Aim of the exercise -> Copy out every line of the records below without changing anything, and omit the pictures.

Dataset excerpts ->
________________________________________

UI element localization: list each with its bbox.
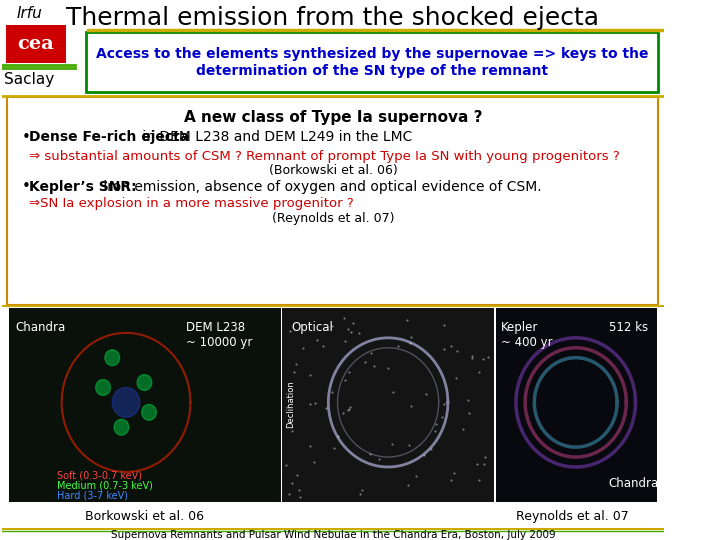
Text: iron emission, absence of oxygen and optical evidence of CSM.: iron emission, absence of oxygen and opt… — [99, 180, 542, 194]
Text: (Borkowski et al. 06): (Borkowski et al. 06) — [269, 164, 397, 178]
Text: Supernova Remnants and Pulsar Wind Nebulae in the Chandra Era, Boston, July 2009: Supernova Remnants and Pulsar Wind Nebul… — [111, 530, 555, 539]
Circle shape — [96, 380, 110, 395]
Circle shape — [112, 388, 140, 417]
Text: •: • — [22, 130, 31, 145]
Circle shape — [114, 419, 129, 435]
Text: ⇒ substantial amounts of CSM ? Remnant of prompt Type Ia SN with young progenito: ⇒ substantial amounts of CSM ? Remnant o… — [30, 151, 620, 164]
Text: Kepler
~ 400 yr: Kepler ~ 400 yr — [501, 321, 553, 349]
Text: Declination: Declination — [286, 381, 295, 428]
Text: cea: cea — [17, 35, 54, 53]
Text: Saclay: Saclay — [4, 72, 55, 87]
FancyBboxPatch shape — [6, 25, 66, 63]
FancyBboxPatch shape — [495, 308, 657, 502]
Text: Borkowski et al. 06: Borkowski et al. 06 — [85, 510, 204, 523]
Text: Access to the elements synthesized by the supernovae => keys to the
determinatio: Access to the elements synthesized by th… — [96, 48, 649, 78]
Text: Chandra: Chandra — [16, 321, 66, 334]
Text: Reynolds et al. 07: Reynolds et al. 07 — [516, 510, 629, 523]
Text: DEM L238
~ 10000 yr: DEM L238 ~ 10000 yr — [186, 321, 252, 349]
Text: ⇒SN Ia explosion in a more massive progenitor ?: ⇒SN Ia explosion in a more massive proge… — [30, 197, 354, 210]
FancyBboxPatch shape — [9, 308, 281, 502]
FancyBboxPatch shape — [86, 32, 657, 92]
Text: (Reynolds et al. 07): (Reynolds et al. 07) — [271, 212, 394, 225]
Text: Medium (0.7-3 keV): Medium (0.7-3 keV) — [57, 481, 153, 491]
Text: Optical: Optical — [292, 321, 333, 334]
FancyBboxPatch shape — [7, 97, 659, 305]
Text: Irfu: Irfu — [17, 6, 42, 22]
Text: •: • — [22, 179, 31, 194]
Text: Thermal emission from the shocked ejecta: Thermal emission from the shocked ejecta — [66, 6, 600, 30]
Text: A new class of Type Ia supernova ?: A new class of Type Ia supernova ? — [184, 110, 482, 125]
Text: Chandra: Chandra — [609, 477, 659, 490]
Circle shape — [142, 404, 156, 420]
Circle shape — [137, 375, 152, 390]
Text: in DEM L238 and DEM L249 in the LMC: in DEM L238 and DEM L249 in the LMC — [138, 130, 413, 144]
Text: Dense Fe-rich ejecta: Dense Fe-rich ejecta — [30, 130, 189, 144]
Circle shape — [105, 350, 120, 366]
Text: 512 ks: 512 ks — [609, 321, 648, 334]
Text: Hard (3-7 keV): Hard (3-7 keV) — [57, 491, 128, 501]
FancyBboxPatch shape — [282, 308, 494, 502]
Text: Kepler’s SNR:: Kepler’s SNR: — [30, 180, 137, 194]
Text: Soft (0.3-0.7 keV): Soft (0.3-0.7 keV) — [57, 471, 142, 481]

________________________________________

Output for this exercise ->
UI element localization: list each with its bbox.
Text: iron emission, absence of oxygen and optical evidence of CSM.: iron emission, absence of oxygen and opt… — [99, 180, 542, 194]
Text: (Borkowski et al. 06): (Borkowski et al. 06) — [269, 164, 397, 178]
Text: Supernova Remnants and Pulsar Wind Nebulae in the Chandra Era, Boston, July 2009: Supernova Remnants and Pulsar Wind Nebul… — [111, 530, 555, 539]
Circle shape — [96, 380, 110, 395]
Circle shape — [112, 388, 140, 417]
Text: •: • — [22, 130, 31, 145]
Circle shape — [114, 419, 129, 435]
Text: ⇒ substantial amounts of CSM ? Remnant of prompt Type Ia SN with young progenito: ⇒ substantial amounts of CSM ? Remnant o… — [30, 151, 620, 164]
Text: Kepler
~ 400 yr: Kepler ~ 400 yr — [501, 321, 553, 349]
Text: Declination: Declination — [286, 381, 295, 428]
Text: cea: cea — [17, 35, 54, 53]
Text: Saclay: Saclay — [4, 72, 55, 87]
FancyBboxPatch shape — [6, 25, 66, 63]
FancyBboxPatch shape — [495, 308, 657, 502]
Text: Borkowski et al. 06: Borkowski et al. 06 — [85, 510, 204, 523]
Text: Access to the elements synthesized by the supernovae => keys to the
determinatio: Access to the elements synthesized by th… — [96, 48, 649, 78]
Text: Chandra: Chandra — [16, 321, 66, 334]
Text: Reynolds et al. 07: Reynolds et al. 07 — [516, 510, 629, 523]
Text: DEM L238
~ 10000 yr: DEM L238 ~ 10000 yr — [186, 321, 252, 349]
Text: ⇒SN Ia explosion in a more massive progenitor ?: ⇒SN Ia explosion in a more massive proge… — [30, 197, 354, 210]
FancyBboxPatch shape — [9, 308, 281, 502]
FancyBboxPatch shape — [86, 32, 657, 92]
Text: (Reynolds et al. 07): (Reynolds et al. 07) — [271, 212, 394, 225]
Text: Medium (0.7-3 keV): Medium (0.7-3 keV) — [57, 481, 153, 491]
Text: Optical: Optical — [292, 321, 333, 334]
FancyBboxPatch shape — [7, 97, 659, 305]
Text: Irfu: Irfu — [17, 6, 42, 22]
Text: •: • — [22, 179, 31, 194]
Text: Thermal emission from the shocked ejecta: Thermal emission from the shocked ejecta — [66, 6, 600, 30]
Text: A new class of Type Ia supernova ?: A new class of Type Ia supernova ? — [184, 110, 482, 125]
Text: Chandra: Chandra — [609, 477, 659, 490]
Circle shape — [142, 404, 156, 420]
Circle shape — [137, 375, 152, 390]
Text: in DEM L238 and DEM L249 in the LMC: in DEM L238 and DEM L249 in the LMC — [138, 130, 413, 144]
Text: Dense Fe-rich ejecta: Dense Fe-rich ejecta — [30, 130, 189, 144]
Circle shape — [105, 350, 120, 366]
Text: 512 ks: 512 ks — [609, 321, 648, 334]
Text: Hard (3-7 keV): Hard (3-7 keV) — [57, 491, 128, 501]
FancyBboxPatch shape — [282, 308, 494, 502]
Text: Kepler’s SNR:: Kepler’s SNR: — [30, 180, 137, 194]
Text: Soft (0.3-0.7 keV): Soft (0.3-0.7 keV) — [57, 471, 142, 481]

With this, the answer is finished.